- **Excerpt provided**
# iTunes on Linux



## namenotfound (Apr 30, 2005)

I tried using Wine, but it didn't work (Wine in itself isn't that great...)

Does anyone know a way to get iTunes to run on Linux?


----------



## utanja (Oct 22, 2003)

namenotfound said:


> I tried using Wine, but it didn't work (Wine in itself isn't that great...)
> 
> Does anyone know a way to get iTunes to run on Linux?


VMWARE????


----------



## briealeida (Jun 3, 2007)

I've tried. It almost can't be done. Virtualization still requires you to use Windoze and, IMHO, is not a valid solution.

iTunes was, years ago, the one thing between me and M$-free but I've now found aTunes which does a LOT of what iTunes does and is cross-platform. I know that's not the answer you want but I've been where you are and finally decided to give Amarok, XMMS, aTunes, et cetera a chance.


----------



## tomdkat (May 6, 2006)

What about Banshee? I know getting Windows apps to run via wine can be a pain in the rear but CrossOver seems to do it well and fairly easily. I've used CrossOver in the past to get QuickTime support on Linux and it worked pretty well.

Peace...


----------



## mickyt1992 (Nov 24, 2007)

What do you mean it wont work. As in it wont play music, it wont open up. Did you even install it properly. 

I don't know what version you are using but I use 7.2, but i don't use it as it is so slow and frustrating. Most of the the time it doesnt even play music without jumps. 

There are instructions on the internet. But i would sujest using Amarok and Gtkpod. 
Rhythmbox works also. But Amarok is far better. However you need GTKpod to move your songs on to the ipod.


----------



## Zeroday (Dec 23, 2007)

Try this

http://www.banshee-project.org/Main_Page

or this

http://www.codeweavers.com/

Crossover office can make stuff compatible with linux - but isn't freeware.


----------



## tomdkat (May 6, 2006)

tomdkat said:


> What about Banshee? I know getting Windows apps to run via wine can be a pain in the rear but CrossOver seems to do it well and fairly easily. I've used CrossOver in the past to get QuickTime support on Linux and it worked pretty well.
> 
> Peace...





Zeroday said:


> Try this
> 
> http://www.banshee-project.org/Main_Page
> 
> ...


Is it just me or is there an echo in here. 

Peace...


----------



## Zeroday (Dec 23, 2007)

LOL  I'm sorry.. I didn't notice his post - my oops.


----------



## tomdkat (May 6, 2006)

It's all good. I know that other poster VERY well. 

Peace...

- **What you need to do**
1. Return the part of the iTunes on Linux thread from "What do you" to "to the ipod.", copied word for word.
2. Name every distinct username that posts in the iTunes on Linux thread.

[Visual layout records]
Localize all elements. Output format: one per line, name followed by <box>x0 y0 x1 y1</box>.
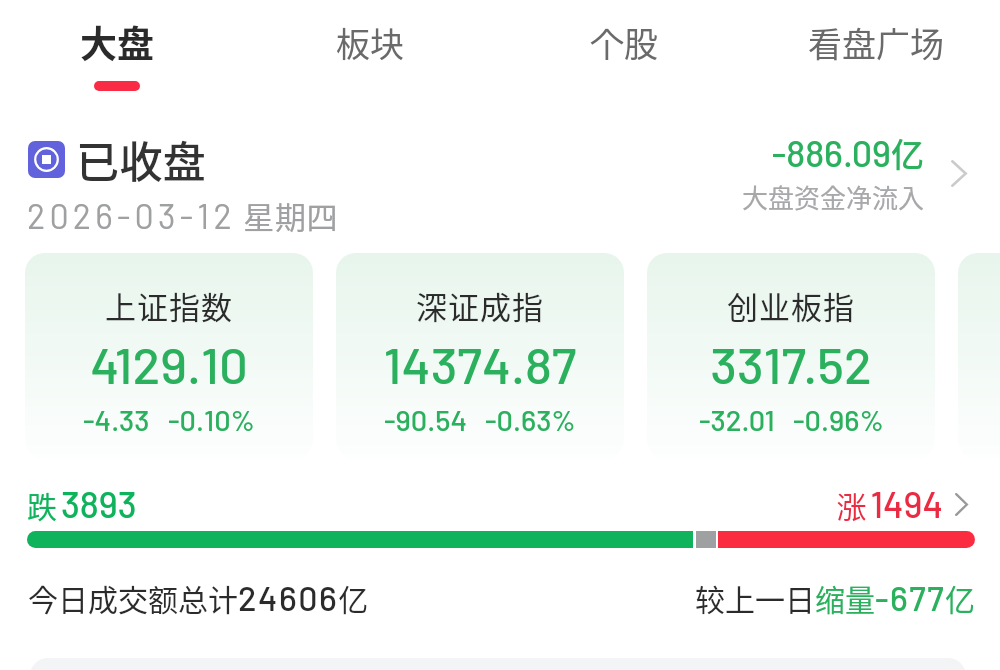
staticText: 较上一日缩量-677亿 <box>600 576 975 619</box>
other: 涨跌家数详情 <box>955 493 968 516</box>
staticText: 跌3893 <box>27 482 137 527</box>
staticText: -90.54 <box>384 402 467 437</box>
staticText: 涨1494 <box>700 482 943 527</box>
staticText: 深证成指 <box>336 283 624 328</box>
button[interactable]: 板块 <box>275 0 465 100</box>
button[interactable]: 深证成指 <box>336 253 624 459</box>
staticText: 4129.10 <box>25 333 313 394</box>
staticText: 14374.87 <box>336 333 624 394</box>
button[interactable]: 大盘 <box>22 0 212 100</box>
staticText: 个股 <box>529 18 719 67</box>
staticText: -32.01 <box>699 402 775 437</box>
staticText: 看盘广场 <box>781 18 971 67</box>
staticText: 板块 <box>275 18 465 67</box>
button[interactable]: 上证指数 <box>25 253 313 459</box>
button[interactable]: 个股 <box>529 0 719 100</box>
button[interactable]: 看盘广场 <box>781 0 971 100</box>
staticText: 3317.52 <box>647 333 935 394</box>
button[interactable]: 创业板指 <box>647 253 935 459</box>
staticText: 大盘资金净流入 <box>620 178 924 216</box>
staticText: 2026-03-12 星期四 <box>27 193 339 238</box>
other: 大盘资金净流入详情 <box>951 160 967 187</box>
staticText: 今日成交额总计24606亿 <box>28 576 369 619</box>
staticText: 大盘 <box>22 15 212 69</box>
button[interactable]: 科创50 <box>958 253 1000 459</box>
staticText: 已收盘 <box>76 128 207 190</box>
staticText: -0.63% <box>485 402 576 437</box>
staticText: 上证指数 <box>25 283 313 328</box>
staticText: -0.96% <box>793 402 884 437</box>
button[interactable]: 跌3893 <box>0 485 1000 560</box>
button[interactable]: 已收盘 <box>0 120 1000 238</box>
staticText: 创业板指 <box>647 283 935 328</box>
staticText: -886.09亿 <box>620 129 924 177</box>
staticText: -4.33 <box>83 402 150 437</box>
staticText: -0.10% <box>168 402 255 437</box>
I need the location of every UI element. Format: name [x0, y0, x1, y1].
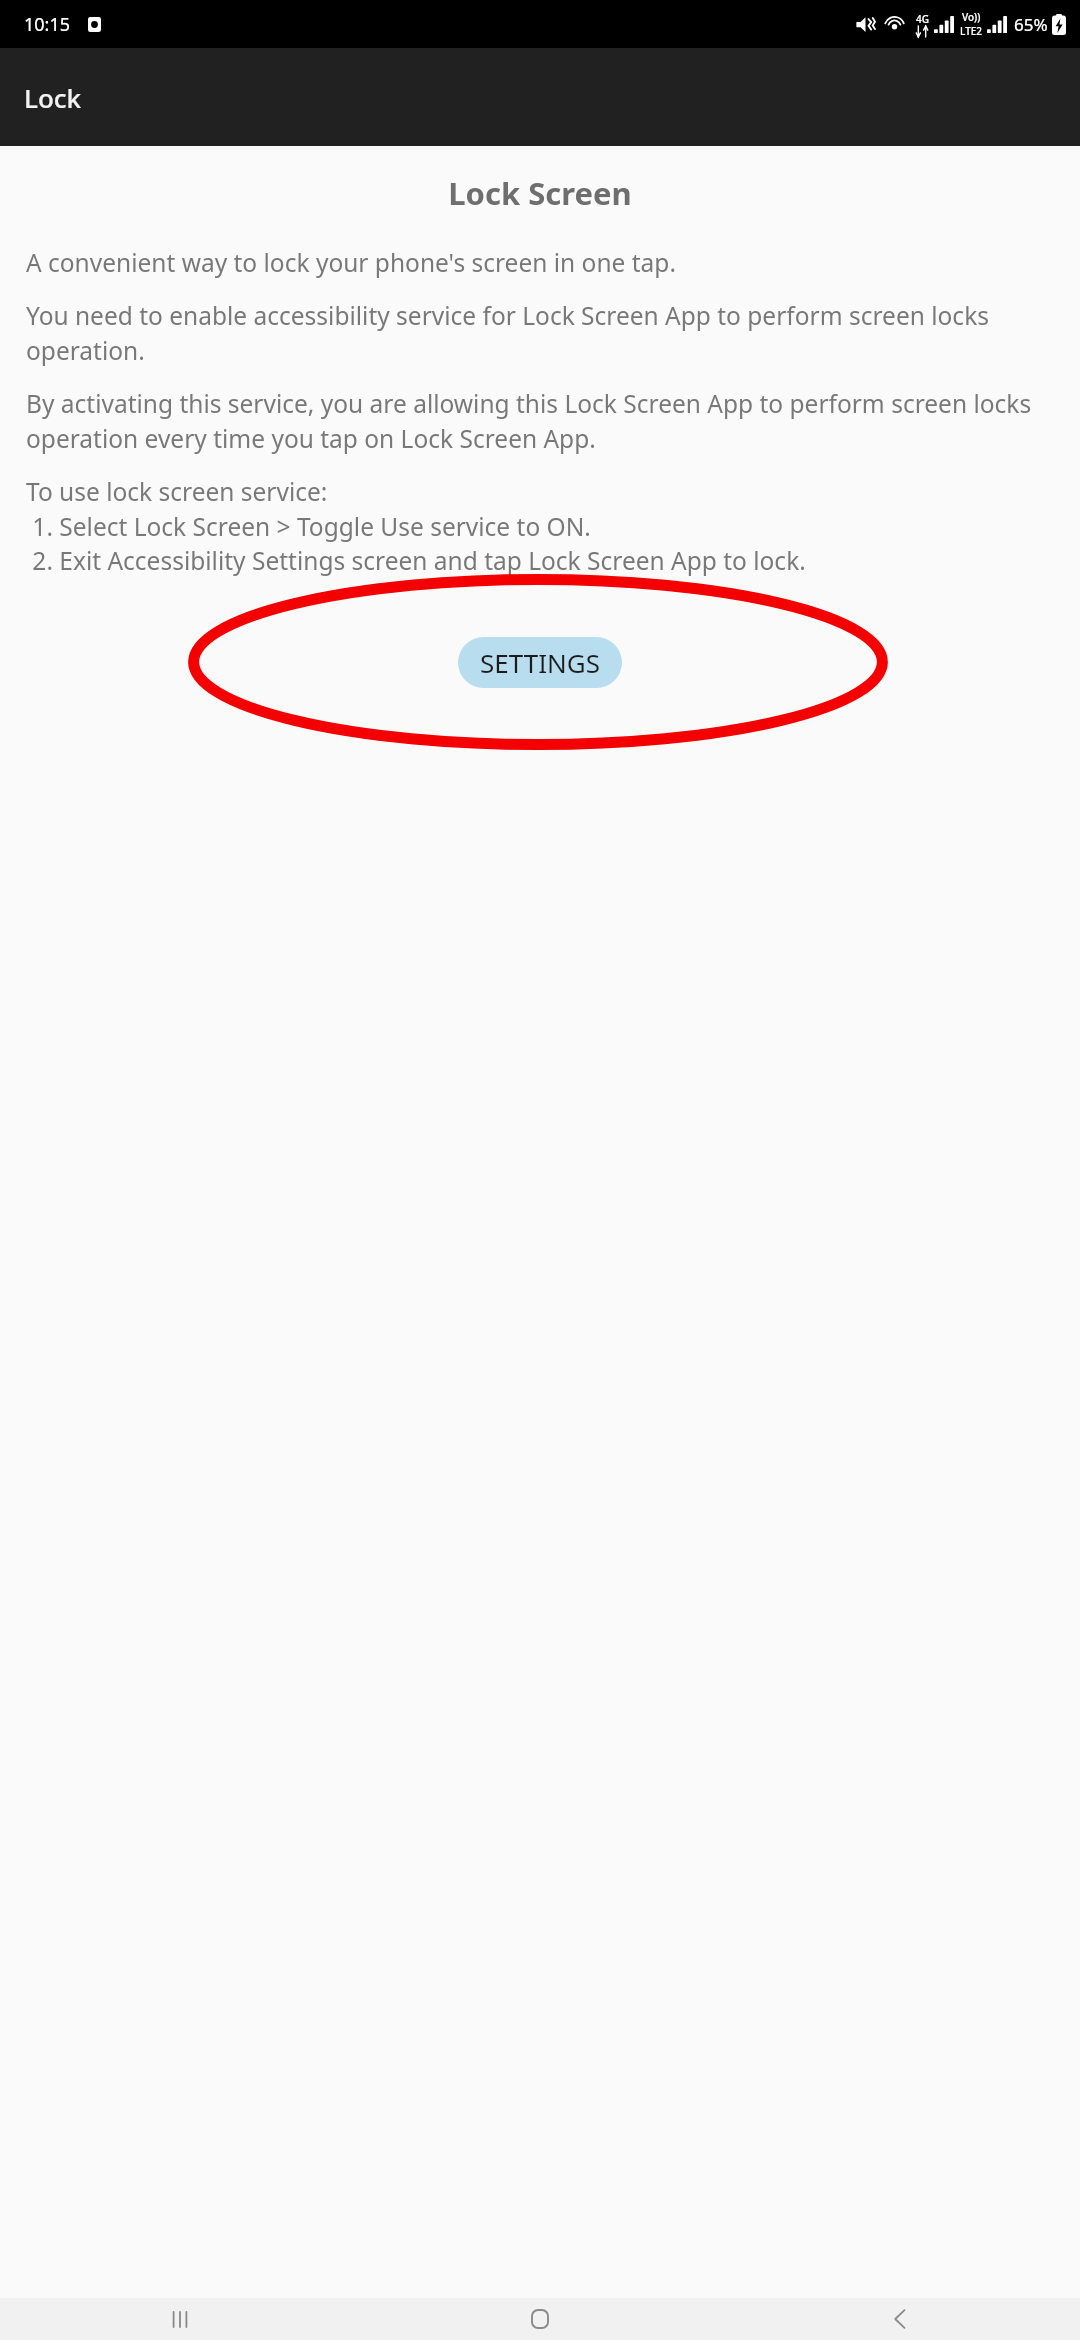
button[interactable]: SETTINGS	[458, 637, 622, 688]
staticText: 65%	[1014, 13, 1048, 36]
staticText: Lock	[24, 80, 82, 115]
button[interactable]: Home	[360, 2298, 720, 2340]
button[interactable]: Back	[720, 2298, 1080, 2340]
staticText: Lock Screen	[26, 172, 1054, 214]
staticText: Vo))	[962, 10, 981, 24]
staticText: SETTINGS	[480, 645, 600, 680]
button[interactable]: Recent apps	[0, 2298, 360, 2340]
staticText: 10:15	[24, 12, 71, 37]
button[interactable]: Lock	[0, 48, 1080, 146]
staticText: By activating this service, you are allo…	[26, 387, 1054, 455]
staticText: A convenient way to lock your phone's sc…	[26, 246, 676, 279]
staticText: LTE2	[960, 24, 983, 38]
staticText: 4G	[916, 12, 929, 26]
staticText: To use lock screen service: 1. Select Lo…	[26, 475, 806, 577]
staticText: You need to enable accessibility service…	[26, 299, 1054, 367]
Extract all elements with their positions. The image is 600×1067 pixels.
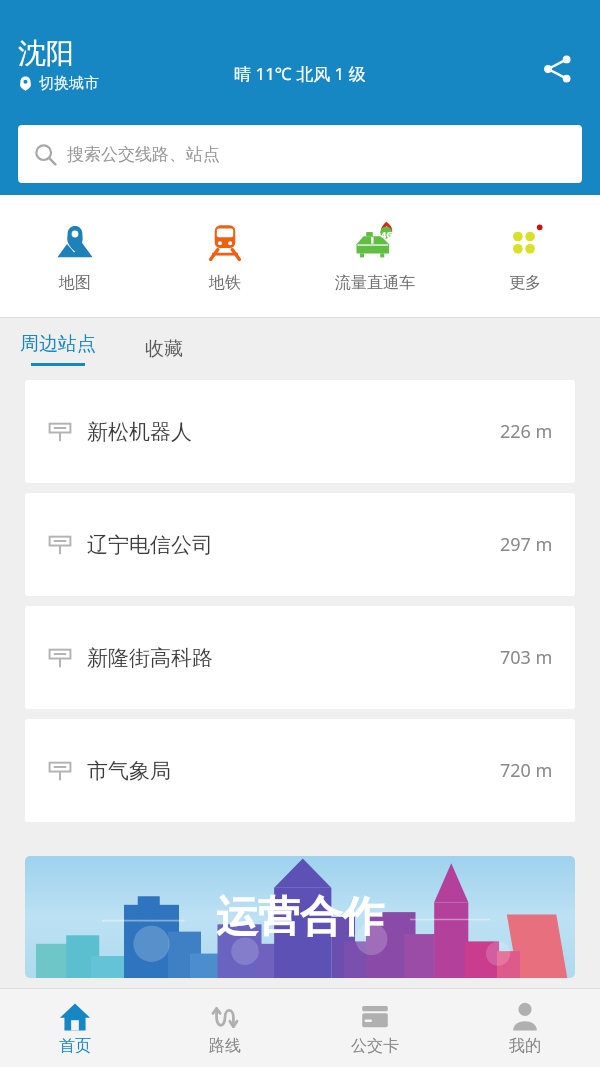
staticText: 运营合作 <box>216 891 384 944</box>
staticText: 地图 <box>59 273 91 293</box>
staticText: 我的 <box>509 1036 541 1056</box>
staticText: 297 m <box>500 532 553 557</box>
staticText: 地铁 <box>209 273 241 293</box>
staticText: 市气象局 <box>87 758 171 784</box>
button[interactable]: 地图 <box>0 195 150 317</box>
staticText: 周边站点 <box>20 332 96 356</box>
staticText: 切换城市 <box>39 74 99 93</box>
staticText: 流量直通车 <box>335 273 415 293</box>
staticText: 更多 <box>509 273 541 293</box>
button[interactable]: 首页 <box>0 989 150 1067</box>
button[interactable]: 地铁 <box>150 195 300 317</box>
button[interactable]: 我的 <box>450 989 600 1067</box>
staticText: 收藏 <box>145 337 183 361</box>
button[interactable]: 新松机器人 <box>25 380 575 483</box>
button[interactable]: Share <box>534 46 580 92</box>
staticText: 辽宁电信公司 <box>87 532 213 558</box>
staticText: 路线 <box>209 1036 241 1056</box>
staticText: 720 m <box>500 758 553 783</box>
staticText: 沈阳 <box>18 36 74 71</box>
button[interactable]: 新隆街高科路 <box>25 606 575 709</box>
staticText: 226 m <box>500 419 553 444</box>
button[interactable]: 周边站点 <box>18 332 98 366</box>
button[interactable]: 搜索公交线路、站点 <box>18 125 582 183</box>
button[interactable]: 切换城市 <box>18 74 99 93</box>
button[interactable]: 辽宁电信公司 <box>25 493 575 596</box>
staticText: 新隆街高科路 <box>87 645 213 671</box>
button[interactable]: 路线 <box>150 989 300 1067</box>
button[interactable]: 运营合作 <box>25 856 575 978</box>
button[interactable]: 4G <box>300 195 450 317</box>
button[interactable]: 更多 <box>450 195 600 317</box>
staticText: 首页 <box>59 1036 91 1056</box>
button[interactable]: 市气象局 <box>25 719 575 822</box>
staticText: 晴 11℃ 北风 1 级 <box>234 62 366 85</box>
staticText: 703 m <box>500 645 553 670</box>
staticText: 新松机器人 <box>87 419 192 445</box>
button[interactable]: 公交卡 <box>300 989 450 1067</box>
staticText: 搜索公交线路、站点 <box>67 144 220 165</box>
button[interactable]: 收藏 <box>142 332 186 366</box>
staticText: 公交卡 <box>351 1036 399 1056</box>
staticText: 4G <box>381 228 393 240</box>
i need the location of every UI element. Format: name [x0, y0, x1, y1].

- **Exercise answers**
1.
What do you mean it wont work. As in it wont play music, it wont open up. Did you even install it properly. 

I don't know what version you are using but I use 7.2, but i don't use it as it is so slow and frustrating. Most of the the time it doesnt even play music without jumps. 

There are instructions on the internet. But i would sujest using Amarok and Gtkpod. 
Rhythmbox works also. But Amarok is far better. However you need GTKpod to move your songs on to the ipod.

2. namenotfound, utanja, briealeida, tomdkat, mickyt1992, Zeroday